(Dataset entries)
####

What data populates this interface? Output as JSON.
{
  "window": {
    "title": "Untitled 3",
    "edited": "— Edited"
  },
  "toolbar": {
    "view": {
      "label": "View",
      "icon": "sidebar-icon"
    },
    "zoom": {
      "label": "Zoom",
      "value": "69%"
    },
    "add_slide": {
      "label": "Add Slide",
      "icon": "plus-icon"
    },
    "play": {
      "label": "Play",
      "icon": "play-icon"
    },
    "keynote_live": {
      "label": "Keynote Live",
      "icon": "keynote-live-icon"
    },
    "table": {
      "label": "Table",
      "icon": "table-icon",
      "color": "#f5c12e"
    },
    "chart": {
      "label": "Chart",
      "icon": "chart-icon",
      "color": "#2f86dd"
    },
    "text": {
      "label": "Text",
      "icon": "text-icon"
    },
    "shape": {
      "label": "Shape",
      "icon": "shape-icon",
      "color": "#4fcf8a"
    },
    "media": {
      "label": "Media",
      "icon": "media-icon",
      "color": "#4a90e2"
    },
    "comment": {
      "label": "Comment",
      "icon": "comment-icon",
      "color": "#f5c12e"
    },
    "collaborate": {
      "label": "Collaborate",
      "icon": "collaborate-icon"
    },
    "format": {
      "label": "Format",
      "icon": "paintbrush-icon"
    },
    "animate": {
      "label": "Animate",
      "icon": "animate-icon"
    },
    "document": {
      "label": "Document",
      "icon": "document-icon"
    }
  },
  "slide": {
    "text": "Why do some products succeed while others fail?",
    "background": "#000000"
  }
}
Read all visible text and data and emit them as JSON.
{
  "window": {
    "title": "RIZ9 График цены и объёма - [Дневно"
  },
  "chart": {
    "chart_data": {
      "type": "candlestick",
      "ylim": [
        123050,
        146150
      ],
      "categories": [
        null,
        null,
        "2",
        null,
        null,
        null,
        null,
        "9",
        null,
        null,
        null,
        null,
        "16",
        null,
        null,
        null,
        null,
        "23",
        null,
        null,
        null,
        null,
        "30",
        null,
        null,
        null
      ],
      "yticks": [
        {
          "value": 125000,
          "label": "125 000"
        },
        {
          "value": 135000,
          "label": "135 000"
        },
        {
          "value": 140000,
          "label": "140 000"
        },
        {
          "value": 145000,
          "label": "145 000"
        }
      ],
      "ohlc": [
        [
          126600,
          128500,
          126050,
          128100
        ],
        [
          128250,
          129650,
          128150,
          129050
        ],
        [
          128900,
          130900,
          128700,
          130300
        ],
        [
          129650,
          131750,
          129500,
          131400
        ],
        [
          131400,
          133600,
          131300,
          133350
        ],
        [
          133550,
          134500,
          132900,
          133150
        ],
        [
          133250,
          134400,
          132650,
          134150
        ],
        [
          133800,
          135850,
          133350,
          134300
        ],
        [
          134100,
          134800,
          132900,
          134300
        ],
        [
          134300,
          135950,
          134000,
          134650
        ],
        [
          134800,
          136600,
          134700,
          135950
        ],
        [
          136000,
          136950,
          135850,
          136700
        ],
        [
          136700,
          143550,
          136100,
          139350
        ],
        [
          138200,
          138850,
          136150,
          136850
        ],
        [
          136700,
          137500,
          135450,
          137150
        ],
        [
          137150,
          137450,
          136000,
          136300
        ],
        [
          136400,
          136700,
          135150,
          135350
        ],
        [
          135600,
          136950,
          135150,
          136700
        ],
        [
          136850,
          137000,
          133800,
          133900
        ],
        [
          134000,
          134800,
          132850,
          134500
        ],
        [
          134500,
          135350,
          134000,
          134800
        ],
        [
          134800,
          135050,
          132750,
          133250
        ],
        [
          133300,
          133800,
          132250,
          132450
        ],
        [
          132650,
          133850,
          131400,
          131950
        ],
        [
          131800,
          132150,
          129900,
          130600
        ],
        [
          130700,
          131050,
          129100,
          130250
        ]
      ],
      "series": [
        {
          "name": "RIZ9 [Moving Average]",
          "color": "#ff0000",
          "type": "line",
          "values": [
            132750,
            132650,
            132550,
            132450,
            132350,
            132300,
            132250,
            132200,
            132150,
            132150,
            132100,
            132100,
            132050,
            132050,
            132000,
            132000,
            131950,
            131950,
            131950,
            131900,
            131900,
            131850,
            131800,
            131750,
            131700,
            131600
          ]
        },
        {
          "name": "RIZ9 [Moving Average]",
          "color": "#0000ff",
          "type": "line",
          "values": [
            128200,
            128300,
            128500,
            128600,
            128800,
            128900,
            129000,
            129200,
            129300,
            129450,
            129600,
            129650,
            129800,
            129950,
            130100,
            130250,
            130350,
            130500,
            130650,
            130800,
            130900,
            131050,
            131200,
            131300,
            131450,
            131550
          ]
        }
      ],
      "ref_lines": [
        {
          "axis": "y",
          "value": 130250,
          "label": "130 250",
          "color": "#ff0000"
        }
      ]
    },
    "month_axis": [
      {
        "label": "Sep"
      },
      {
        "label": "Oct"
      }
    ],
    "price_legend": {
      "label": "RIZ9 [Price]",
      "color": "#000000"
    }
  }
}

####

» TASK:
Of all the lines above, how many contain "JSON"? Give the number and nothing more.

» FINAL ANSWER:
2